_Problem to solve_:
Search the material below for the string "mashed" and list each line that holds it.

_Records from a data source_:

↓↓↓

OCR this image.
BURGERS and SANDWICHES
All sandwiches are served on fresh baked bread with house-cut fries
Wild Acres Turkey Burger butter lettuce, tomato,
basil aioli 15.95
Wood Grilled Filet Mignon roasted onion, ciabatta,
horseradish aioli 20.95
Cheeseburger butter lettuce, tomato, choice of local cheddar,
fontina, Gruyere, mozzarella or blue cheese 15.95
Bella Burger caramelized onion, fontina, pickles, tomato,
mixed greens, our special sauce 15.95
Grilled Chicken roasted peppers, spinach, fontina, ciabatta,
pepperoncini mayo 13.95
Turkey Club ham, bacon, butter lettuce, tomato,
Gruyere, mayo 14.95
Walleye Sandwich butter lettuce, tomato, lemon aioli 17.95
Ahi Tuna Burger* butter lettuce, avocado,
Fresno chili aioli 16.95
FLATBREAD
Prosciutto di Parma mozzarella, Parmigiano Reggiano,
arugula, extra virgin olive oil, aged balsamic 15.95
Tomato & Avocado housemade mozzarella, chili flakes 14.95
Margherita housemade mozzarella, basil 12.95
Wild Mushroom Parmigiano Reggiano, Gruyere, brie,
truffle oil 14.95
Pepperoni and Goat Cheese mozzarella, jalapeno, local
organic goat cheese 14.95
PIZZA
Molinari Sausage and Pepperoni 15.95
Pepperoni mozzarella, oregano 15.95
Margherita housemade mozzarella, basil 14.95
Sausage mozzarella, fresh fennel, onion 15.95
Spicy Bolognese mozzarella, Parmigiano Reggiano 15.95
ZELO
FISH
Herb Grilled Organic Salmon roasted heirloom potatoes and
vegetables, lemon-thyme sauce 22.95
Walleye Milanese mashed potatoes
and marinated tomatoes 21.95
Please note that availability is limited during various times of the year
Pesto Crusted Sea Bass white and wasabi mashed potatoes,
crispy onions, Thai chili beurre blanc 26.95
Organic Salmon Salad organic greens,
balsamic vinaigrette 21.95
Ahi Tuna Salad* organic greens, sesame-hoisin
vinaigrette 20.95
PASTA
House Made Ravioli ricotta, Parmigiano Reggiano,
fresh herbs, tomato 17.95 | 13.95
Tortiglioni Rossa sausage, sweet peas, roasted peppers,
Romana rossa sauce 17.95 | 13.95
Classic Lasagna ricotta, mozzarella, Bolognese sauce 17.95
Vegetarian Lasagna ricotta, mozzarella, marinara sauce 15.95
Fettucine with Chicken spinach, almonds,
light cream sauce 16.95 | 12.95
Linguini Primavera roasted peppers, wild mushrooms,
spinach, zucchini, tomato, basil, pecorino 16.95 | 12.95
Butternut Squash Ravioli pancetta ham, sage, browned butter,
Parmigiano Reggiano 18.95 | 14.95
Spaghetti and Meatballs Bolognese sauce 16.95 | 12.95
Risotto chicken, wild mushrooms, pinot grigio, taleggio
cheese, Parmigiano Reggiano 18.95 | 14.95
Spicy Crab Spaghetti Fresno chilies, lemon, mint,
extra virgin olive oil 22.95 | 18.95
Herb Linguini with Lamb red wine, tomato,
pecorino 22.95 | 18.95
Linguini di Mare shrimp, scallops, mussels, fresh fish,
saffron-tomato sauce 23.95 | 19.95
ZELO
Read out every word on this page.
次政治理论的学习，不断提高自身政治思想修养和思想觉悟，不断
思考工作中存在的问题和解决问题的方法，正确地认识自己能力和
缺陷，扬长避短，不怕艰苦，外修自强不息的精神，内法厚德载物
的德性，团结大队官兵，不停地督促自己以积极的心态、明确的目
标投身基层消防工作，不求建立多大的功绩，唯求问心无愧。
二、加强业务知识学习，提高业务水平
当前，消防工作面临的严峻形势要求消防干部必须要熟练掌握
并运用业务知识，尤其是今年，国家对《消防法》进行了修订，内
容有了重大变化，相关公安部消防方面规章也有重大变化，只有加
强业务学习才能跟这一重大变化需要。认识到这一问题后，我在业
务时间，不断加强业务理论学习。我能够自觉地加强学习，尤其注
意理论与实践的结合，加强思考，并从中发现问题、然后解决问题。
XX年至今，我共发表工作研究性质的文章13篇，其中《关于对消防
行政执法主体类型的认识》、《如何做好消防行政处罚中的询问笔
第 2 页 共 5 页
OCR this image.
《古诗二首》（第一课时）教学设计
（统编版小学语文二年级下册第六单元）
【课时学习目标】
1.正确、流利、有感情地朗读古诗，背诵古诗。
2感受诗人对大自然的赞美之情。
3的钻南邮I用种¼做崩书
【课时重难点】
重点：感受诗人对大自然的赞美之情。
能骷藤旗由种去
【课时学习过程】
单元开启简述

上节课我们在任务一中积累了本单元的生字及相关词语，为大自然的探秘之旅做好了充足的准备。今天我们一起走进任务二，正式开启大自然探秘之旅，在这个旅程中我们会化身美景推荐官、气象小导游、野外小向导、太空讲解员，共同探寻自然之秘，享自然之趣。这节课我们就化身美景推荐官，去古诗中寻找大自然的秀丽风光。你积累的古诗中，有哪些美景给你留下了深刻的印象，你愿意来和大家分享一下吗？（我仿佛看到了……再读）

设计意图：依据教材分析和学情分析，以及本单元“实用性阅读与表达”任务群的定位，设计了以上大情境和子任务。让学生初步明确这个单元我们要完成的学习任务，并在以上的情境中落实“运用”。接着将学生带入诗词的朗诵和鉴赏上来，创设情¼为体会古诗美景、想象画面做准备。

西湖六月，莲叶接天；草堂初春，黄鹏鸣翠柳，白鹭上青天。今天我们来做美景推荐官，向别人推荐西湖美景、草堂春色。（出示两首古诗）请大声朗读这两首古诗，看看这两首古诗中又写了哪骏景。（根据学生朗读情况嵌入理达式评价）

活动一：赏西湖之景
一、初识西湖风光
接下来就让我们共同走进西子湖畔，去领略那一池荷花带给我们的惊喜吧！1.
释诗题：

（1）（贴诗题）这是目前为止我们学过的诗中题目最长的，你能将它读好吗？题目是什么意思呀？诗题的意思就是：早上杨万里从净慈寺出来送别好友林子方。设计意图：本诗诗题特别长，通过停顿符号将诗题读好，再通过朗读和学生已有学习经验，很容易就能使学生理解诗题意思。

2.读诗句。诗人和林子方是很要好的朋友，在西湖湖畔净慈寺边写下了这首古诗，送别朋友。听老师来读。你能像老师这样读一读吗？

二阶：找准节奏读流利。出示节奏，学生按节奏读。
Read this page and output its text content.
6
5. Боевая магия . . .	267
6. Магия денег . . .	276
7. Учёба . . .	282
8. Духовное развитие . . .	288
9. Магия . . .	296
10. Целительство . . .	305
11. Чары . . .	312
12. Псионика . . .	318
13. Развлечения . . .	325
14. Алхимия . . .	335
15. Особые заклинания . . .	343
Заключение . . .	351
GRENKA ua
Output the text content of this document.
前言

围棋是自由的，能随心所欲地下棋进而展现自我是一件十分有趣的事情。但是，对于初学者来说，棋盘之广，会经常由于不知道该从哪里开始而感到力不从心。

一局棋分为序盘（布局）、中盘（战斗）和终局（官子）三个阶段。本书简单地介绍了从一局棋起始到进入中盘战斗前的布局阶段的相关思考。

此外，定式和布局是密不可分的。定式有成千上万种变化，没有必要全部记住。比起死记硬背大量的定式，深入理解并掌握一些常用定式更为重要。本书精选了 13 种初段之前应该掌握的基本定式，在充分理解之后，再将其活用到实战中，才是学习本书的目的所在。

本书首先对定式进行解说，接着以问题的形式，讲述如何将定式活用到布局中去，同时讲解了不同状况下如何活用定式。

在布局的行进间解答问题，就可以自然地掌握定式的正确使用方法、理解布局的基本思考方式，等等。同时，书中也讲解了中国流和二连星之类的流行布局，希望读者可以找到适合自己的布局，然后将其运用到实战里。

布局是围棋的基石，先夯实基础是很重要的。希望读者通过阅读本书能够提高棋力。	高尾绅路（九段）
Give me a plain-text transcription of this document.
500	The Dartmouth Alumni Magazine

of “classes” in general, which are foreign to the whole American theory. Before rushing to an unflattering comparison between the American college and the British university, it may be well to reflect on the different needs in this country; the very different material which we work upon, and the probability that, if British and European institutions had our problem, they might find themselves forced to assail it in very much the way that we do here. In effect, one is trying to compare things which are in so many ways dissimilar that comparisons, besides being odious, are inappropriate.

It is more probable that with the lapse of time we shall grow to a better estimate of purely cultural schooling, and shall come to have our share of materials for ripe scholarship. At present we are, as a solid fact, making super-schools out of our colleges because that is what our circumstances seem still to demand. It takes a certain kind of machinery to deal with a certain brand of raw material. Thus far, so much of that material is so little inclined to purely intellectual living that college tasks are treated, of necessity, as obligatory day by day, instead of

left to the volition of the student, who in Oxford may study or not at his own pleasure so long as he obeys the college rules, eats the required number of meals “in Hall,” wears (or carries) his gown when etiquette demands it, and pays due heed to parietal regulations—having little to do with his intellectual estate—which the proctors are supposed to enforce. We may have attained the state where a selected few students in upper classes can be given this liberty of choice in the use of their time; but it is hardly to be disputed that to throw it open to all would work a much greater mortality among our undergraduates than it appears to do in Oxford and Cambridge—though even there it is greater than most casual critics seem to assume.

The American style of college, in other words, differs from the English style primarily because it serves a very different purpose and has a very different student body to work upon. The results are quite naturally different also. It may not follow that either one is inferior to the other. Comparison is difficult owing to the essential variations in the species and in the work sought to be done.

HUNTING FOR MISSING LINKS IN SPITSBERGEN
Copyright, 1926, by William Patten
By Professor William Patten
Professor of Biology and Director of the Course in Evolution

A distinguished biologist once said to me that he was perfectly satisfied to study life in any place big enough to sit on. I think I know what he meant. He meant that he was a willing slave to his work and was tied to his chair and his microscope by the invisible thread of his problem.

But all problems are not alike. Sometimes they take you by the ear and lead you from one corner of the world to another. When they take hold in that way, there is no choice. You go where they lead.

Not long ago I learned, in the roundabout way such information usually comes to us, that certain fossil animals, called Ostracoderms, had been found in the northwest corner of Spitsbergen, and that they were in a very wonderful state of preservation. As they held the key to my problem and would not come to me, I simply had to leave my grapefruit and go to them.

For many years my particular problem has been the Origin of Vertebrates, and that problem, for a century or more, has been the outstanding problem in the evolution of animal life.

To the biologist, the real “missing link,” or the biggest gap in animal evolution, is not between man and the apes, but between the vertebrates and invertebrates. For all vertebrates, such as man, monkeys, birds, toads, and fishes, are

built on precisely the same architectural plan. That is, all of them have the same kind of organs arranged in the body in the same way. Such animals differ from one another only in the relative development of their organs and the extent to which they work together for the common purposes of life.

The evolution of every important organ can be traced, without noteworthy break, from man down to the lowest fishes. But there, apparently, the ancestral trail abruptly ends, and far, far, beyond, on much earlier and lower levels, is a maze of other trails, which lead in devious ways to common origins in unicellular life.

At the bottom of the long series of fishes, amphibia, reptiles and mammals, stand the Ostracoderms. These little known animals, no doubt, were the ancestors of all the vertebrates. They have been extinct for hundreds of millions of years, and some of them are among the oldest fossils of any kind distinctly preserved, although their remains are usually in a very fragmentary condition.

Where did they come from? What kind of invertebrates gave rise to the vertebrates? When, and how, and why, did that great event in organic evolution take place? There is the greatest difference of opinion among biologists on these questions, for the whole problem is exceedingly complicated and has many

↑↑↑

_Task answer_:
Walleye Milanese mashed potatoes
Pesto Crusted Sea Bass white and wasabi mashed potatoes,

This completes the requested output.